— start —

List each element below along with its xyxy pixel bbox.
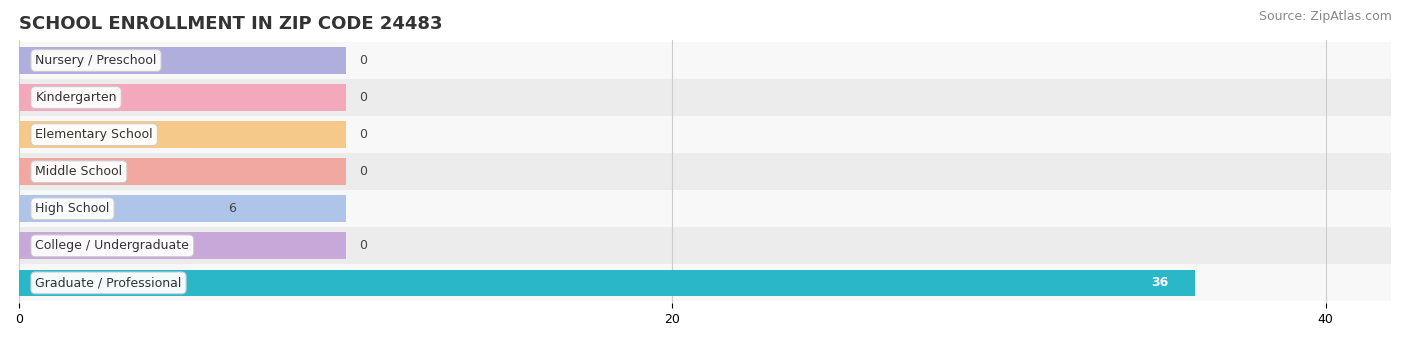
Text: Graduate / Professional: Graduate / Professional: [35, 277, 181, 290]
Text: Middle School: Middle School: [35, 165, 122, 178]
Text: Nursery / Preschool: Nursery / Preschool: [35, 54, 156, 67]
Bar: [20, 116, 1391, 153]
Bar: [20, 47, 346, 74]
Text: Kindergarten: Kindergarten: [35, 91, 117, 104]
Text: Source: ZipAtlas.com: Source: ZipAtlas.com: [1258, 10, 1392, 23]
Bar: [20, 227, 1391, 264]
Bar: [20, 84, 346, 111]
Text: 0: 0: [359, 128, 367, 141]
Bar: [20, 79, 1391, 116]
Bar: [20, 158, 346, 185]
Text: 0: 0: [359, 165, 367, 178]
Bar: [20, 153, 1391, 190]
Text: 6: 6: [228, 202, 236, 215]
Text: 0: 0: [359, 91, 367, 104]
Text: Elementary School: Elementary School: [35, 128, 153, 141]
Bar: [20, 190, 1391, 227]
Bar: [20, 269, 1195, 296]
Bar: [20, 42, 1391, 79]
Text: 0: 0: [359, 54, 367, 67]
Bar: [20, 264, 1391, 301]
Bar: [20, 233, 346, 259]
Text: College / Undergraduate: College / Undergraduate: [35, 239, 190, 252]
Text: 36: 36: [1152, 277, 1168, 290]
Bar: [20, 121, 346, 148]
Text: High School: High School: [35, 202, 110, 215]
Text: 0: 0: [359, 239, 367, 252]
Text: SCHOOL ENROLLMENT IN ZIP CODE 24483: SCHOOL ENROLLMENT IN ZIP CODE 24483: [20, 15, 443, 33]
Bar: [20, 195, 346, 222]
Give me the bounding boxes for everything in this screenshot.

— end —

Retype the listing above line for line, without changing a character, and leave the picture out.

List each element below along with its xyxy pixel bbox.
Text: Graduate / Professional: Graduate / Professional: [35, 277, 181, 290]
Text: Middle School: Middle School: [35, 165, 122, 178]
Text: Nursery / Preschool: Nursery / Preschool: [35, 54, 156, 67]
Bar: [20, 116, 1391, 153]
Bar: [20, 47, 346, 74]
Text: Kindergarten: Kindergarten: [35, 91, 117, 104]
Text: Source: ZipAtlas.com: Source: ZipAtlas.com: [1258, 10, 1392, 23]
Bar: [20, 227, 1391, 264]
Bar: [20, 84, 346, 111]
Text: 0: 0: [359, 128, 367, 141]
Bar: [20, 79, 1391, 116]
Bar: [20, 158, 346, 185]
Text: 0: 0: [359, 165, 367, 178]
Bar: [20, 153, 1391, 190]
Text: 6: 6: [228, 202, 236, 215]
Text: 0: 0: [359, 91, 367, 104]
Text: Elementary School: Elementary School: [35, 128, 153, 141]
Bar: [20, 190, 1391, 227]
Bar: [20, 269, 1195, 296]
Bar: [20, 42, 1391, 79]
Text: 0: 0: [359, 54, 367, 67]
Bar: [20, 264, 1391, 301]
Bar: [20, 233, 346, 259]
Text: College / Undergraduate: College / Undergraduate: [35, 239, 190, 252]
Text: 36: 36: [1152, 277, 1168, 290]
Bar: [20, 121, 346, 148]
Text: High School: High School: [35, 202, 110, 215]
Text: 0: 0: [359, 239, 367, 252]
Text: SCHOOL ENROLLMENT IN ZIP CODE 24483: SCHOOL ENROLLMENT IN ZIP CODE 24483: [20, 15, 443, 33]
Bar: [20, 195, 346, 222]
Give me the bounding boxes for everything in this screenshot.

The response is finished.